▸ **DIRECTION**: Restate the complete material exactly.
*** DATASET RECORDS
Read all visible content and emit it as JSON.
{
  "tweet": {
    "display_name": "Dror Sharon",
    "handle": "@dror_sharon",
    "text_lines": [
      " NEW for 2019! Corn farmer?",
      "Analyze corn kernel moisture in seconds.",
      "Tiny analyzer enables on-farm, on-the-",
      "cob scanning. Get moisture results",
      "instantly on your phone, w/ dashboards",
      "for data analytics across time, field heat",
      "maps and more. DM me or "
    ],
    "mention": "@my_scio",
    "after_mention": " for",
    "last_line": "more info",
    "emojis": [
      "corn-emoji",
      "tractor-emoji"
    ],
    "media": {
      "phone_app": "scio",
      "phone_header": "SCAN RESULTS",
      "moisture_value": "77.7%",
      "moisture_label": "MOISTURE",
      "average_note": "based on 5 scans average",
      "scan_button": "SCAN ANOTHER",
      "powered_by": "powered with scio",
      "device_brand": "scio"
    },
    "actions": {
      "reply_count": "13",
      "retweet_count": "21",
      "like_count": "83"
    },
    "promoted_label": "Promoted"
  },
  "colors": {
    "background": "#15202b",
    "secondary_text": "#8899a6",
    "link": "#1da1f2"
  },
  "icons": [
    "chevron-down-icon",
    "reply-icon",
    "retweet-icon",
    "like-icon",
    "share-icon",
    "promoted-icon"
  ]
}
******
▸ **SOLVED PROBLEM**:
Read all visible content and emit it as JSON.
{
  "tweet": {
    "display_name": "Dror Sharon",
    "handle": "@dror_sharon",
    "text_lines": [
      " NEW for 2019! Corn farmer?",
      "Analyze corn kernel moisture in seconds.",
      "Tiny analyzer enables on-farm, on-the-",
      "cob scanning. Get moisture results",
      "instantly on your phone, w/ dashboards",
      "for data analytics across time, field heat",
      "maps and more. DM me or "
    ],
    "mention": "@my_scio",
    "after_mention": " for",
    "last_line": "more info",
    "emojis": [
      "corn-emoji",
      "tractor-emoji"
    ],
    "media": {
      "phone_app": "scio",
      "phone_header": "SCAN RESULTS",
      "moisture_value": "77.7%",
      "moisture_label": "MOISTURE",
      "average_note": "based on 5 scans average",
      "scan_button": "SCAN ANOTHER",
      "powered_by": "powered with scio",
      "device_brand": "scio"
    },
    "actions": {
      "reply_count": "13",
      "retweet_count": "21",
      "like_count": "83"
    },
    "promoted_label": "Promoted"
  },
  "colors": {
    "background": "#15202b",
    "secondary_text": "#8899a6",
    "link": "#1da1f2"
  },
  "icons": [
    "chevron-down-icon",
    "reply-icon",
    "retweet-icon",
    "like-icon",
    "share-icon",
    "promoted-icon"
  ]
}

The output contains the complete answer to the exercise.